[START SUPPLIED DATA]
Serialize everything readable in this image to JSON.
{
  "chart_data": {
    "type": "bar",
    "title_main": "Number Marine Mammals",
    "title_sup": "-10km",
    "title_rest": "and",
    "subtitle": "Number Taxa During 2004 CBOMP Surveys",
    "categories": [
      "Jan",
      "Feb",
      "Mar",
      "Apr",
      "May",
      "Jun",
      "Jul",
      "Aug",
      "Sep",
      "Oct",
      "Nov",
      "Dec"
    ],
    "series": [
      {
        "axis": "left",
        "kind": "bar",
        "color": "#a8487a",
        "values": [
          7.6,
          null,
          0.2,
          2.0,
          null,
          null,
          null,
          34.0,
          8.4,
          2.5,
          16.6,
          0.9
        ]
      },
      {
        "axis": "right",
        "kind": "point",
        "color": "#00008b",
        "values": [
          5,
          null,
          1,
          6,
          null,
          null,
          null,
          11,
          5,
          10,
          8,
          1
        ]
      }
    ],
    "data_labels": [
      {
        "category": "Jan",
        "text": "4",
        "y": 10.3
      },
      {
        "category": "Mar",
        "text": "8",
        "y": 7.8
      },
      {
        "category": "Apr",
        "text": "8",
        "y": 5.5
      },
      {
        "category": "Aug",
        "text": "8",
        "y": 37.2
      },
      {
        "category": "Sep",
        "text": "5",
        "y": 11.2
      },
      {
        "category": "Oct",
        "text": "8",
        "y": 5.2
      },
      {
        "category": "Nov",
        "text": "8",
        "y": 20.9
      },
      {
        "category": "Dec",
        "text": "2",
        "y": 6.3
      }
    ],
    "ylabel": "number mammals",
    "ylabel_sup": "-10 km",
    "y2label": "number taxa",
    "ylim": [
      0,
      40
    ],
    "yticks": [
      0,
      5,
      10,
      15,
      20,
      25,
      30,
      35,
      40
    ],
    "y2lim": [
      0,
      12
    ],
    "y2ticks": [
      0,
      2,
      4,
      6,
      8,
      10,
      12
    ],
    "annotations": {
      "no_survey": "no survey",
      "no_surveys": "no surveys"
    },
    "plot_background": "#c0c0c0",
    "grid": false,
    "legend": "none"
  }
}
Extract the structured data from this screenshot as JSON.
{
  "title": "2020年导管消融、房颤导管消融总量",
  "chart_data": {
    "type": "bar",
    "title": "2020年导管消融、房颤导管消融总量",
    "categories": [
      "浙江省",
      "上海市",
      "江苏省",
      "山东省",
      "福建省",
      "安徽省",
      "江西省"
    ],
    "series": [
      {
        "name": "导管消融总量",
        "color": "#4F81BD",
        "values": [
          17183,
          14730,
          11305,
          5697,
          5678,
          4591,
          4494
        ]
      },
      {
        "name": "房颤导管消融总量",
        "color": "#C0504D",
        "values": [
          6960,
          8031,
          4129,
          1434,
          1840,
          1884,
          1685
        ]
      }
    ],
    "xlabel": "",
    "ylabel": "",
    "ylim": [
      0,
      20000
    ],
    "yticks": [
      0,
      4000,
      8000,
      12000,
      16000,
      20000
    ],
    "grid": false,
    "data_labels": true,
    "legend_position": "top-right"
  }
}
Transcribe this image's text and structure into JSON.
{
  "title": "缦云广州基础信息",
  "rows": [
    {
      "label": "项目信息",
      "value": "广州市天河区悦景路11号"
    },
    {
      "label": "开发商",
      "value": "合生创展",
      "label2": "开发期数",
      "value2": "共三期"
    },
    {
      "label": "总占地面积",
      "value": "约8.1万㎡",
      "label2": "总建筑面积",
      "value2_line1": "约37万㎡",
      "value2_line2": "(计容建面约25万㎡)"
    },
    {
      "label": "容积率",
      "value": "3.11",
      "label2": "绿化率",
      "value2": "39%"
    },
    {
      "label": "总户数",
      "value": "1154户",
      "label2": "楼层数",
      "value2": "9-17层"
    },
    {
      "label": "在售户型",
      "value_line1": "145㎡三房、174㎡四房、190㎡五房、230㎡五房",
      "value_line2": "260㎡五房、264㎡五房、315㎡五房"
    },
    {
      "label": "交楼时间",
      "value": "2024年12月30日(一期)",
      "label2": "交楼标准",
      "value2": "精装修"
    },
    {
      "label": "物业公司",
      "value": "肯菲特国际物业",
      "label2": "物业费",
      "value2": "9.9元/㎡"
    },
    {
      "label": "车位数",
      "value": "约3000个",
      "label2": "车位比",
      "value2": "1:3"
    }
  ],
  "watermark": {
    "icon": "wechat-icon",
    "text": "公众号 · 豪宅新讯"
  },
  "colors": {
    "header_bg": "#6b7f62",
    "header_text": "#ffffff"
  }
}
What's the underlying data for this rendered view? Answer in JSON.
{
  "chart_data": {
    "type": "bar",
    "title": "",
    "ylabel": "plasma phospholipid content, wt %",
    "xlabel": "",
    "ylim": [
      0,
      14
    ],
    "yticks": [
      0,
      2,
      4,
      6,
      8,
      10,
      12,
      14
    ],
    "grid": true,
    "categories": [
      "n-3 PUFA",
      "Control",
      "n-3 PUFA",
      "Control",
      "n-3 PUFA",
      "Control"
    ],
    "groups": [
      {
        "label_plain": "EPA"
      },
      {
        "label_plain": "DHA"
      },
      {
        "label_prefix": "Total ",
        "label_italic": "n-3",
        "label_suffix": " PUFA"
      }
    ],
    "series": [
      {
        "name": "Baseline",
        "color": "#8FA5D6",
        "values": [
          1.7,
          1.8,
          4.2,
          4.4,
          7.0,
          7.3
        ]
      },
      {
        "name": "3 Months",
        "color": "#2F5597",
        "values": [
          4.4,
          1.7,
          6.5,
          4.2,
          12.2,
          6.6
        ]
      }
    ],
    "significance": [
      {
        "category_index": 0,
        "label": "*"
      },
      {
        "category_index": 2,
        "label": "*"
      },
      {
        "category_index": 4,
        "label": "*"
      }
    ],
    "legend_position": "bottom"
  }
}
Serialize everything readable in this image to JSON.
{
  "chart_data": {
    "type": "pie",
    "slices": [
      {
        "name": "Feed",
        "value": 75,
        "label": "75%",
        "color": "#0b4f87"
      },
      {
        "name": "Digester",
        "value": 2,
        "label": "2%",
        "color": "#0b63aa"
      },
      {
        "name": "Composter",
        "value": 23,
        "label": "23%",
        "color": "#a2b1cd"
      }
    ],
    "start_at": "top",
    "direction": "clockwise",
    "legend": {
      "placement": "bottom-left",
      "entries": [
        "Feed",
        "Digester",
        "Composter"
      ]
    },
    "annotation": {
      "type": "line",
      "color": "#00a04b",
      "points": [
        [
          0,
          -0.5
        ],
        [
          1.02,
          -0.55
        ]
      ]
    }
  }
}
[END SUPPLIED DATA]
Return each line that includes "JSON".

Serialize everything readable in this image to JSON.
Extract the structured data from this screenshot as JSON.
Transcribe this image's text and structure into JSON.
What's the underlying data for this rendered view? Answer in JSON.
Serialize everything readable in this image to JSON.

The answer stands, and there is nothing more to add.